### [The problem]
Search the data below for "Needed"; list each line that holds it.

***

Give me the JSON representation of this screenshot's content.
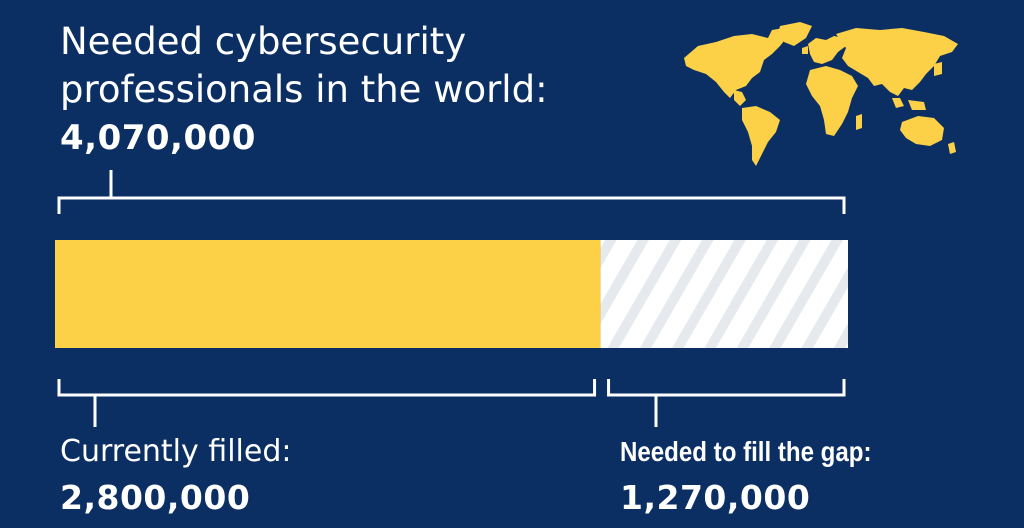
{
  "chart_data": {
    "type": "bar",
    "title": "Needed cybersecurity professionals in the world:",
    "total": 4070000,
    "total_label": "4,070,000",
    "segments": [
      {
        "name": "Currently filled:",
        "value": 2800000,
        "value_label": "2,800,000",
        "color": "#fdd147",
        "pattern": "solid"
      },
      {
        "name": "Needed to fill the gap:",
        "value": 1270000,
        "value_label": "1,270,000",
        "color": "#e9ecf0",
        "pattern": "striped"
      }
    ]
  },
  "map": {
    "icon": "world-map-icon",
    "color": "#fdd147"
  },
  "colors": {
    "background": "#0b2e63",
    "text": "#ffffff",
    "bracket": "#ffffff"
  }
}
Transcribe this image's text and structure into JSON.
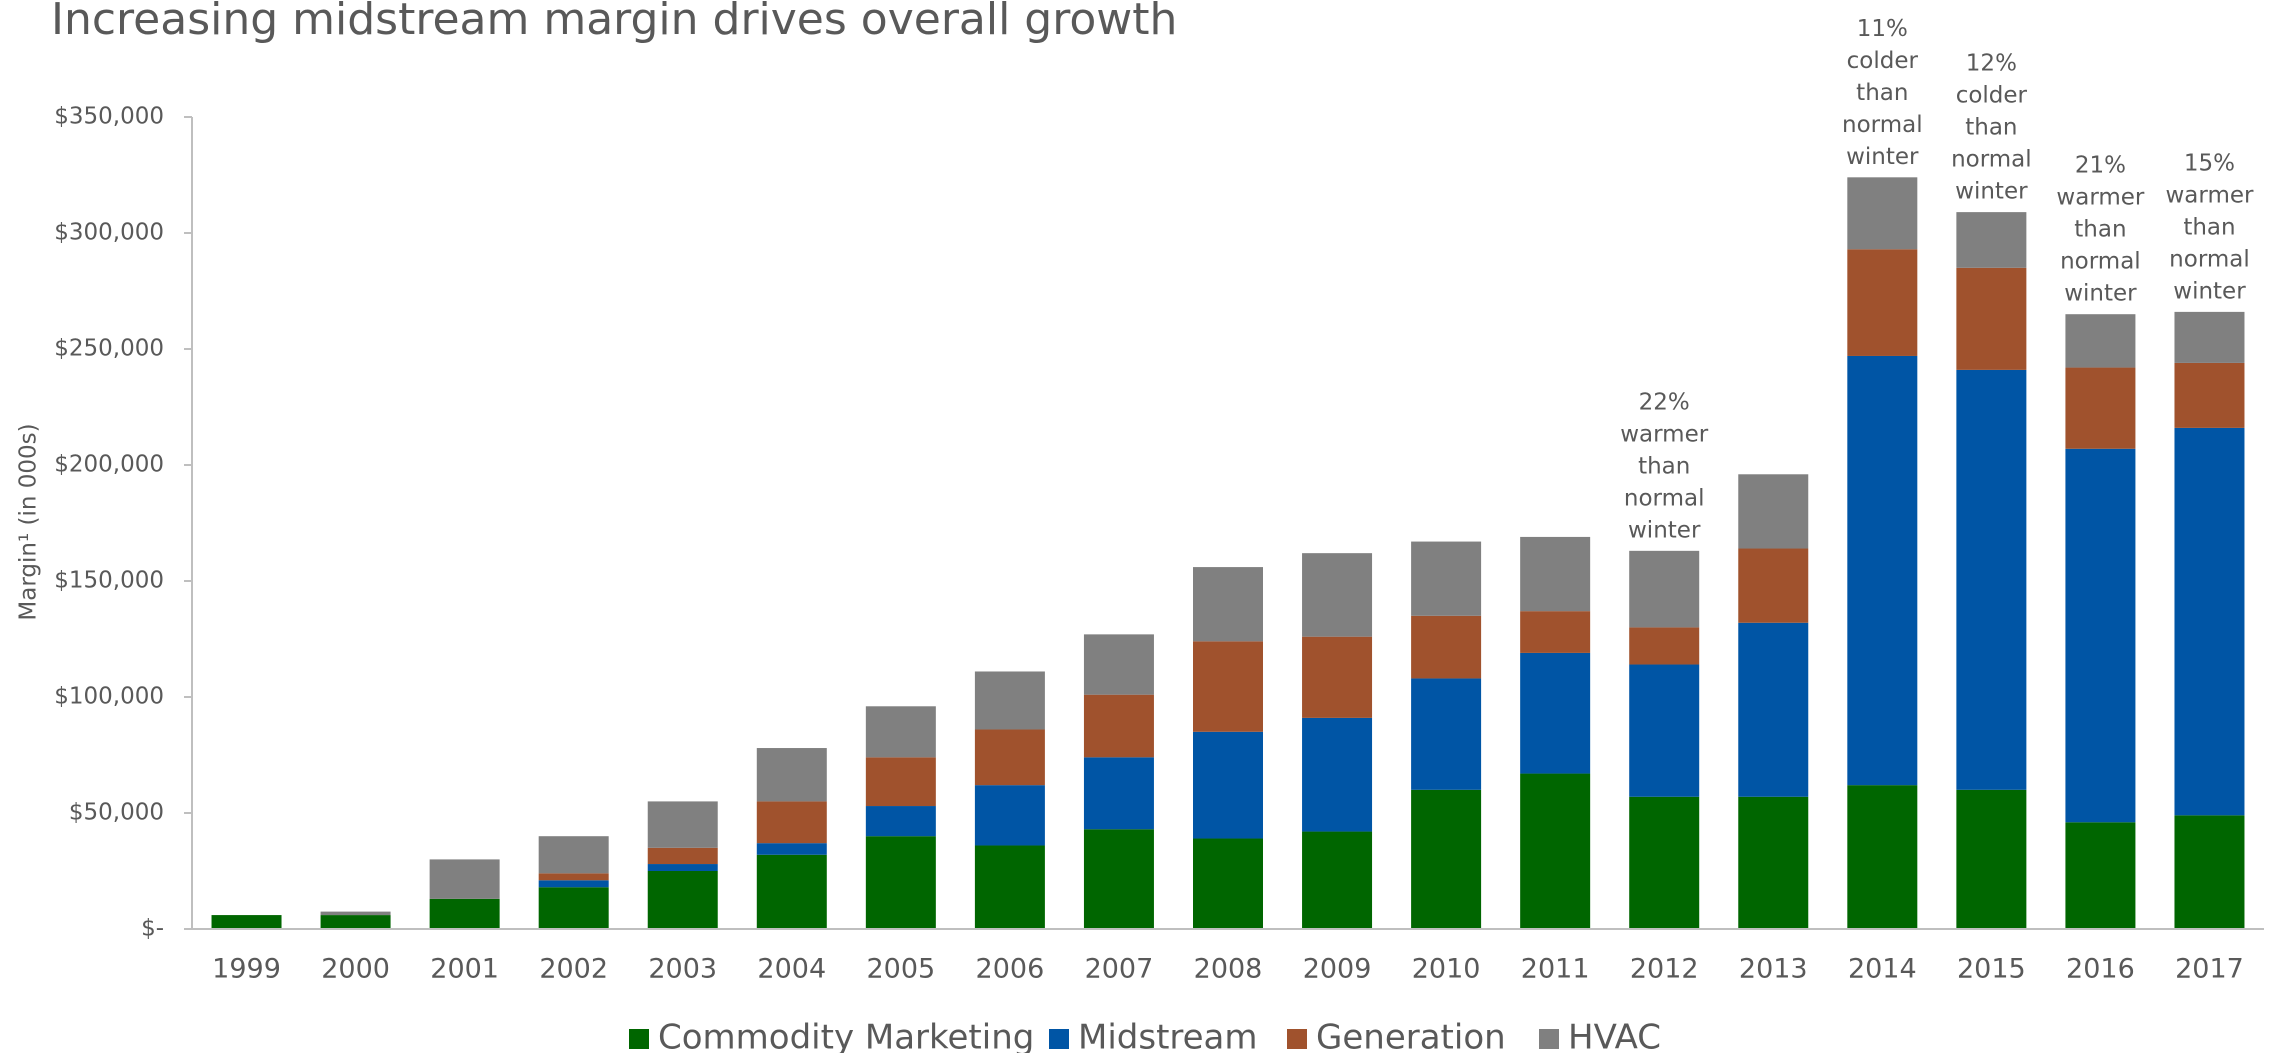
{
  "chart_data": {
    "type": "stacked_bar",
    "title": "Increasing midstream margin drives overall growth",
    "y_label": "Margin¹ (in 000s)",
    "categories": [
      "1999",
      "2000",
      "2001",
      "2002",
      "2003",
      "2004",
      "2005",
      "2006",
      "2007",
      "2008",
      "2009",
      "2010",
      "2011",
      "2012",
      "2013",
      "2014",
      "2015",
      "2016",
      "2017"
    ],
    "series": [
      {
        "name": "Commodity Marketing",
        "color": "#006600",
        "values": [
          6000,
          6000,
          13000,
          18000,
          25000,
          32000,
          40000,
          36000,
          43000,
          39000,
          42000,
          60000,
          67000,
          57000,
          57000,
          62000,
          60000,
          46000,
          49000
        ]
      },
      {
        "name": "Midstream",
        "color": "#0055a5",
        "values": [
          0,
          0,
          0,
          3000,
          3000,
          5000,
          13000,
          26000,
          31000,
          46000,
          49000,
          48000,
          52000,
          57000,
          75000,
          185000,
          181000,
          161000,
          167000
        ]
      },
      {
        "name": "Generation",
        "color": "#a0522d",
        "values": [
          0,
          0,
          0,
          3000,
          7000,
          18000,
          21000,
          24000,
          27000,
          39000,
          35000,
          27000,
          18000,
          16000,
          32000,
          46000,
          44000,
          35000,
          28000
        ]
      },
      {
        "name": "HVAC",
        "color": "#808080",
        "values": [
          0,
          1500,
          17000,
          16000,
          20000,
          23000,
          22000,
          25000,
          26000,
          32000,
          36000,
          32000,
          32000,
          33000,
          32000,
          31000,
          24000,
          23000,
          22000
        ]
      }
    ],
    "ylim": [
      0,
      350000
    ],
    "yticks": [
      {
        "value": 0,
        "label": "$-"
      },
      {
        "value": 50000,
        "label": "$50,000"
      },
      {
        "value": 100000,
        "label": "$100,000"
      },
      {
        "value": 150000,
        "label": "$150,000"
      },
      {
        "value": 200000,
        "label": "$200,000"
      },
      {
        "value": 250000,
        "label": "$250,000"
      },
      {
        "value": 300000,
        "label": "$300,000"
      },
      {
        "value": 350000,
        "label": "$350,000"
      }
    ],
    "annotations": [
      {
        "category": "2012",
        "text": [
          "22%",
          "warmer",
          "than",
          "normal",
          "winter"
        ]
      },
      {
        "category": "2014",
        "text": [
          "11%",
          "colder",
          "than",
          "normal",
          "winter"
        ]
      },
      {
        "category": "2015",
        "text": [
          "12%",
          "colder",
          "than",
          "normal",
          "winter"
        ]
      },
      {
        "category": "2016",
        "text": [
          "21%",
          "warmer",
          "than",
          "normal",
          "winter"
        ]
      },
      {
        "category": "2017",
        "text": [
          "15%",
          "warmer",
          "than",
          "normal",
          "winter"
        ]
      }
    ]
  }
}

***

### [Output for this exercise]
    "title": "Needed cybersecurity professionals in the world:",
        "name": "Needed to fill the gap:",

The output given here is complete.